Entries shown:
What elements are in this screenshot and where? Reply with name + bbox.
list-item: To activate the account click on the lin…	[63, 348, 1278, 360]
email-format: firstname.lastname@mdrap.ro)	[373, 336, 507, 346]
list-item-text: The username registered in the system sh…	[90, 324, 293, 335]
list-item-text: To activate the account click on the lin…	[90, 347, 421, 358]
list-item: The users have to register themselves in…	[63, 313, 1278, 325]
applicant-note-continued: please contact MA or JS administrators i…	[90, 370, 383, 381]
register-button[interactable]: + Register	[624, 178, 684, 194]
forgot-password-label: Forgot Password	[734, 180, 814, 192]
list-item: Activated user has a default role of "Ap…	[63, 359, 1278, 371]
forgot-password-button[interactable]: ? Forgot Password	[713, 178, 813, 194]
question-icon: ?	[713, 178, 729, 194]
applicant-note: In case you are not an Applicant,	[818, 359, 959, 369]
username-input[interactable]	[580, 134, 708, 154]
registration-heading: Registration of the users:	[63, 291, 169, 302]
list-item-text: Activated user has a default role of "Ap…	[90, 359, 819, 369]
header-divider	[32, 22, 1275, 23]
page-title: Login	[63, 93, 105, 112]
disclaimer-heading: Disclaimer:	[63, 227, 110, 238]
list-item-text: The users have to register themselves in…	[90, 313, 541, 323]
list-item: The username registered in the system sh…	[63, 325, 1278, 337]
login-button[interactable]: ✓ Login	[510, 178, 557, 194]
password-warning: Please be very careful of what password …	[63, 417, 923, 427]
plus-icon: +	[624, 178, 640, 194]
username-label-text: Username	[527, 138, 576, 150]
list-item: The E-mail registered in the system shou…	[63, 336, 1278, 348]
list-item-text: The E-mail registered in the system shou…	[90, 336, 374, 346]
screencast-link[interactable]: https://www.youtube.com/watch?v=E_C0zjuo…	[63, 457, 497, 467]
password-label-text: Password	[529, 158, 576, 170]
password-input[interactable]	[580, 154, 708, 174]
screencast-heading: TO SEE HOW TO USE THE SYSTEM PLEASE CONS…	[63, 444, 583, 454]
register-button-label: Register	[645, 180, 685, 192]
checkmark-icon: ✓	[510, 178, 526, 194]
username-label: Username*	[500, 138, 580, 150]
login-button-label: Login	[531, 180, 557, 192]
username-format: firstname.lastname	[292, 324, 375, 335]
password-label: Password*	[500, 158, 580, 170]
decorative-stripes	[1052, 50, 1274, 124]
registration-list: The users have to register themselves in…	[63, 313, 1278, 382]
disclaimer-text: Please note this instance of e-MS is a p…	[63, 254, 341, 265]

Short exercise: Write out every line of the item above, reproducing each one verbatim.

Written response:
What elements are in this screenshot and where? Reply with name + bbox.
list-item: To activate the account click on the lin…	[63, 348, 1278, 360]
email-format: firstname.lastname@mdrap.ro)	[373, 336, 507, 346]
list-item-text: The username registered in the system sh…	[90, 324, 293, 335]
list-item-text: To activate the account click on the lin…	[90, 347, 421, 358]
list-item: The users have to register themselves in…	[63, 313, 1278, 325]
applicant-note-continued: please contact MA or JS administrators i…	[90, 370, 383, 381]
register-button[interactable]: + Register	[624, 178, 684, 194]
forgot-password-label: Forgot Password	[734, 180, 814, 192]
list-item: Activated user has a default role of "Ap…	[63, 359, 1278, 371]
forgot-password-button[interactable]: ? Forgot Password	[713, 178, 813, 194]
question-icon: ?	[713, 178, 729, 194]
applicant-note: In case you are not an Applicant,	[818, 359, 959, 369]
username-input[interactable]	[580, 134, 708, 154]
registration-heading: Registration of the users:	[63, 291, 169, 302]
list-item-text: Activated user has a default role of "Ap…	[90, 359, 819, 369]
header-divider	[32, 22, 1275, 23]
page-title: Login	[63, 93, 105, 112]
disclaimer-heading: Disclaimer:	[63, 227, 110, 238]
list-item-text: The users have to register themselves in…	[90, 313, 541, 323]
list-item: The username registered in the system sh…	[63, 325, 1278, 337]
login-button[interactable]: ✓ Login	[510, 178, 557, 194]
password-warning: Please be very careful of what password …	[63, 417, 923, 427]
plus-icon: +	[624, 178, 640, 194]
username-label-text: Username	[527, 138, 576, 150]
list-item: The E-mail registered in the system shou…	[63, 336, 1278, 348]
list-item-text: The E-mail registered in the system shou…	[90, 336, 374, 346]
screencast-link[interactable]: https://www.youtube.com/watch?v=E_C0zjuo…	[63, 457, 497, 467]
password-label-text: Password	[529, 158, 576, 170]
password-input[interactable]	[580, 154, 708, 174]
screencast-heading: TO SEE HOW TO USE THE SYSTEM PLEASE CONS…	[63, 444, 583, 454]
register-button-label: Register	[645, 180, 685, 192]
checkmark-icon: ✓	[510, 178, 526, 194]
username-label: Username*	[500, 138, 580, 150]
login-button-label: Login	[531, 180, 557, 192]
username-format: firstname.lastname	[292, 324, 375, 335]
password-label: Password*	[500, 158, 580, 170]
decorative-stripes	[1052, 50, 1274, 124]
registration-list: The users have to register themselves in…	[63, 313, 1278, 382]
disclaimer-text: Please note this instance of e-MS is a p…	[63, 254, 341, 265]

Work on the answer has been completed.